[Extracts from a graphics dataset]
━━━━
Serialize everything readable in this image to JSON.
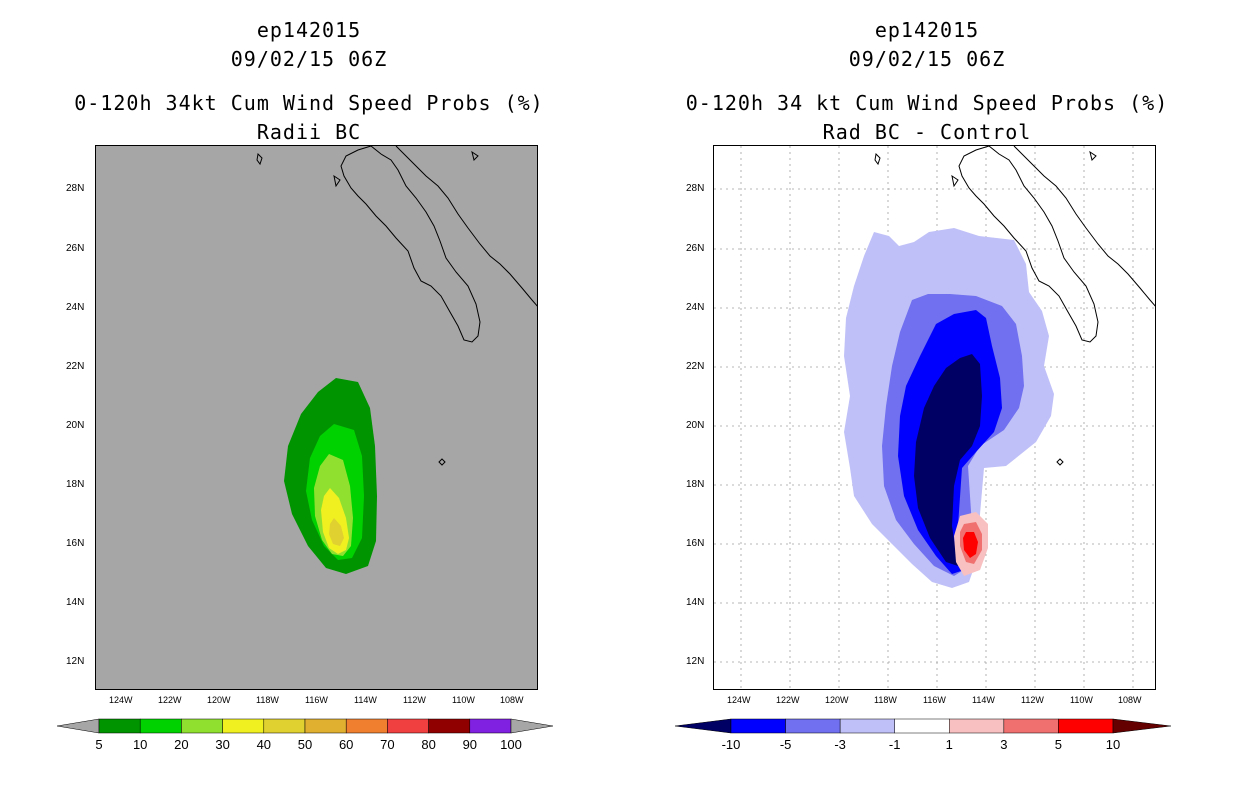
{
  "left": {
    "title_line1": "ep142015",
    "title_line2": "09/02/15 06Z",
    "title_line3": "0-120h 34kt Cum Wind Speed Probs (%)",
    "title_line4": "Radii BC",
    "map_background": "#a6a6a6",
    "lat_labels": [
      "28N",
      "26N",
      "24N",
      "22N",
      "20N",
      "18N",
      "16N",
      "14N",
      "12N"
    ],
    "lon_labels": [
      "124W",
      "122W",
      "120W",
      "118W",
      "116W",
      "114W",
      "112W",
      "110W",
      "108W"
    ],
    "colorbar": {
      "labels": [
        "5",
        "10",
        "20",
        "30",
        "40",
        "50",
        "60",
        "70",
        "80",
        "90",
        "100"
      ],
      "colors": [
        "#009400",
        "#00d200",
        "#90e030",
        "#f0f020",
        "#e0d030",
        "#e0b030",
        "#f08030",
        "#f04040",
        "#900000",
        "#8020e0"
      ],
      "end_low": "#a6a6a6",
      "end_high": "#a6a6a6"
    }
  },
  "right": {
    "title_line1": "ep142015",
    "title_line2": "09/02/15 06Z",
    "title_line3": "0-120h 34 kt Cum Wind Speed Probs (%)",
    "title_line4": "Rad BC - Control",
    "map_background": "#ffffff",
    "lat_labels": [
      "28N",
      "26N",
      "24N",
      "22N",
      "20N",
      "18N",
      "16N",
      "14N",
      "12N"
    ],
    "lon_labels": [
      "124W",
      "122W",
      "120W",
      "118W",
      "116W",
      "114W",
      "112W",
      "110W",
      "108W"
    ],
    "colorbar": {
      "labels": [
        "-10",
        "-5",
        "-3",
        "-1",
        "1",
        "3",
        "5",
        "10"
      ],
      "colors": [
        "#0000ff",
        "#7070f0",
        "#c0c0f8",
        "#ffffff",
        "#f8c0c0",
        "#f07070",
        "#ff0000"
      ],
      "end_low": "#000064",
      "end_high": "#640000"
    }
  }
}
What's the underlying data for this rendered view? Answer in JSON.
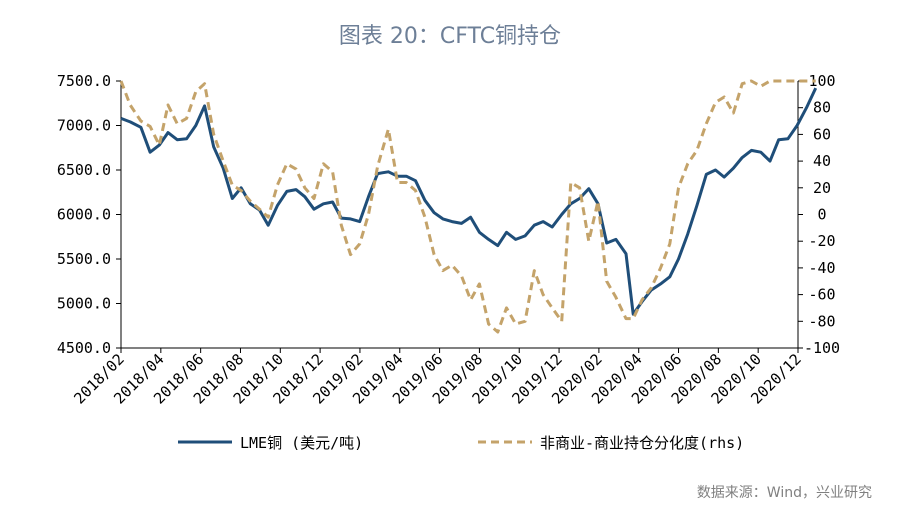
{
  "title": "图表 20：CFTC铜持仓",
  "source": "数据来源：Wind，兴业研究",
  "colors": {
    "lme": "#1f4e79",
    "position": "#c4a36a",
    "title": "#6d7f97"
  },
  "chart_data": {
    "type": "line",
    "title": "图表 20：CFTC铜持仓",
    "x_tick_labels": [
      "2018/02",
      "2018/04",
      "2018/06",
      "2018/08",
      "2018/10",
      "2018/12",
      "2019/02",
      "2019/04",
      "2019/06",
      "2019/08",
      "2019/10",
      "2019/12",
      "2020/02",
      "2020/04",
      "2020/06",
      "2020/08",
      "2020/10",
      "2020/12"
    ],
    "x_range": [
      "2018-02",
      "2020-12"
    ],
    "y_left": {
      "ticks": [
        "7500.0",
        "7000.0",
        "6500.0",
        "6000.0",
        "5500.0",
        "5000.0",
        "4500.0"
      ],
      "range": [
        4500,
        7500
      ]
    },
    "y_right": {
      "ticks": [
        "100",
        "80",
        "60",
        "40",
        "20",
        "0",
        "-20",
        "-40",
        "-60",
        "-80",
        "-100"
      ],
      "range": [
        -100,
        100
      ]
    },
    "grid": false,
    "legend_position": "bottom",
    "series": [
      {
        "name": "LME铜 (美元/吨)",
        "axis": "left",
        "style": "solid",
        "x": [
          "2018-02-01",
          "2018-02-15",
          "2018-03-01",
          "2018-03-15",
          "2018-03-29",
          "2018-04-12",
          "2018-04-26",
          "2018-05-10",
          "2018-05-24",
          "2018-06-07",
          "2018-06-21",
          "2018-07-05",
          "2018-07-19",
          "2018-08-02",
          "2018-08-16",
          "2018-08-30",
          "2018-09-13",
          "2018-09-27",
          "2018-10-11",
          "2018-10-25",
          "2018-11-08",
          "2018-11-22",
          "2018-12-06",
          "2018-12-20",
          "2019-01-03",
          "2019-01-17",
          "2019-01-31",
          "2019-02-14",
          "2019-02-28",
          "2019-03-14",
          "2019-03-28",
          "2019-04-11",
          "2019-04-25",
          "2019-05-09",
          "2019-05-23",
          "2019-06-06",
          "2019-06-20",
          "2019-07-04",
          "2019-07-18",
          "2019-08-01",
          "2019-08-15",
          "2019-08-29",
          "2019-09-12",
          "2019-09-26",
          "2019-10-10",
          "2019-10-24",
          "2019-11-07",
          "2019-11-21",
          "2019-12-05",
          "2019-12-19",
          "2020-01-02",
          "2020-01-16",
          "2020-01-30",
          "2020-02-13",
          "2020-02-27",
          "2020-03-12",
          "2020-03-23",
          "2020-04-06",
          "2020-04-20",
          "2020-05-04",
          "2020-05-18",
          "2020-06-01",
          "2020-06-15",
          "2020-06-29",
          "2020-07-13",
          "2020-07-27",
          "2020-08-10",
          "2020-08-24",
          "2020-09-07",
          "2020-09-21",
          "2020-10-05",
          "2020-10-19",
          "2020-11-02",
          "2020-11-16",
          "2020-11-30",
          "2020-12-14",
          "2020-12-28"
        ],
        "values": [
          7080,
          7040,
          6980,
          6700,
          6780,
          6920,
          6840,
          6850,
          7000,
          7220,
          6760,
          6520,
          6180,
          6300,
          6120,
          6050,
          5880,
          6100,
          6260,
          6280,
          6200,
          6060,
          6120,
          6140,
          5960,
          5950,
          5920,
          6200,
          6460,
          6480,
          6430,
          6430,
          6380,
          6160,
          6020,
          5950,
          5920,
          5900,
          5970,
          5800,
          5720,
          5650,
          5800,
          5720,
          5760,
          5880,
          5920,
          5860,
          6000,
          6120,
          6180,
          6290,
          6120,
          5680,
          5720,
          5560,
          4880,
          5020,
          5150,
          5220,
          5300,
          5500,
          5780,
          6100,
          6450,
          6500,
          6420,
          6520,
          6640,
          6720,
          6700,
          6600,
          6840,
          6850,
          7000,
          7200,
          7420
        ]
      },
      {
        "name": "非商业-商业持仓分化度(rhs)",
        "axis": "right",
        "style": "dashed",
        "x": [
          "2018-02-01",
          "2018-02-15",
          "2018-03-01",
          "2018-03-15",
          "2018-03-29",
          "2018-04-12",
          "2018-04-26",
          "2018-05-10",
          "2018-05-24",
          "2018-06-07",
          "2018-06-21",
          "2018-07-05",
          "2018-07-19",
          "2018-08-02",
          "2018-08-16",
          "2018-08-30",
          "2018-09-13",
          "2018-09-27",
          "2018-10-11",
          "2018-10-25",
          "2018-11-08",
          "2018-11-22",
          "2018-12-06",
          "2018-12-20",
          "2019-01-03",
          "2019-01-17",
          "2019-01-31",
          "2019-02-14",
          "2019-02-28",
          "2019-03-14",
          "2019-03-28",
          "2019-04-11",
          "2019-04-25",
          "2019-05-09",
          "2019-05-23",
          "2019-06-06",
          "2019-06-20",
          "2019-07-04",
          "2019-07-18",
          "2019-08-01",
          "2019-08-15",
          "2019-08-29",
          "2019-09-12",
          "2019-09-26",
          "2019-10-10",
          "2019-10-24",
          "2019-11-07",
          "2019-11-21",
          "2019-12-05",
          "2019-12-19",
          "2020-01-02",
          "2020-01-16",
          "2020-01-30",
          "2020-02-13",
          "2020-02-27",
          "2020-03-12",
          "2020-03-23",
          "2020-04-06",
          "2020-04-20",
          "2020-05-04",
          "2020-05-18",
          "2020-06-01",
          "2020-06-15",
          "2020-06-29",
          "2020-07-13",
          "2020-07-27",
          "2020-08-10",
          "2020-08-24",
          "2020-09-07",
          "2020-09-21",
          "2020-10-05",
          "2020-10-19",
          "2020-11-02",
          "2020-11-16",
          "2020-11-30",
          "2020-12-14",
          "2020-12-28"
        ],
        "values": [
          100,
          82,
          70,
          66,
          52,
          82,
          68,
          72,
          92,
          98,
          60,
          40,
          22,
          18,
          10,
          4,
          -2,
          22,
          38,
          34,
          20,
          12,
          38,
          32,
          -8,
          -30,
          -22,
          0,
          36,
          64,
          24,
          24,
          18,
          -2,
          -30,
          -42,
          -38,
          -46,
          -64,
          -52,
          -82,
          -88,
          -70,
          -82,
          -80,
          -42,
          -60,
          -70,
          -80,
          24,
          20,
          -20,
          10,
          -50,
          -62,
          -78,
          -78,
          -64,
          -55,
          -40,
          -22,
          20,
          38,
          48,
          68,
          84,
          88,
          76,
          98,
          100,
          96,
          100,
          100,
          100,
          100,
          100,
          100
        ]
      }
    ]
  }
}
━━━━
» **Challenge**
Where a line holds "Wind", copy it out.

» **Complete answer**
    "title_line3": "0-120h 34kt Cum Wind Speed Probs (%)",
    "title_line3": "0-120h 34 kt Cum Wind Speed Probs (%)",
  "source": "数据来源：Wind，兴业研究",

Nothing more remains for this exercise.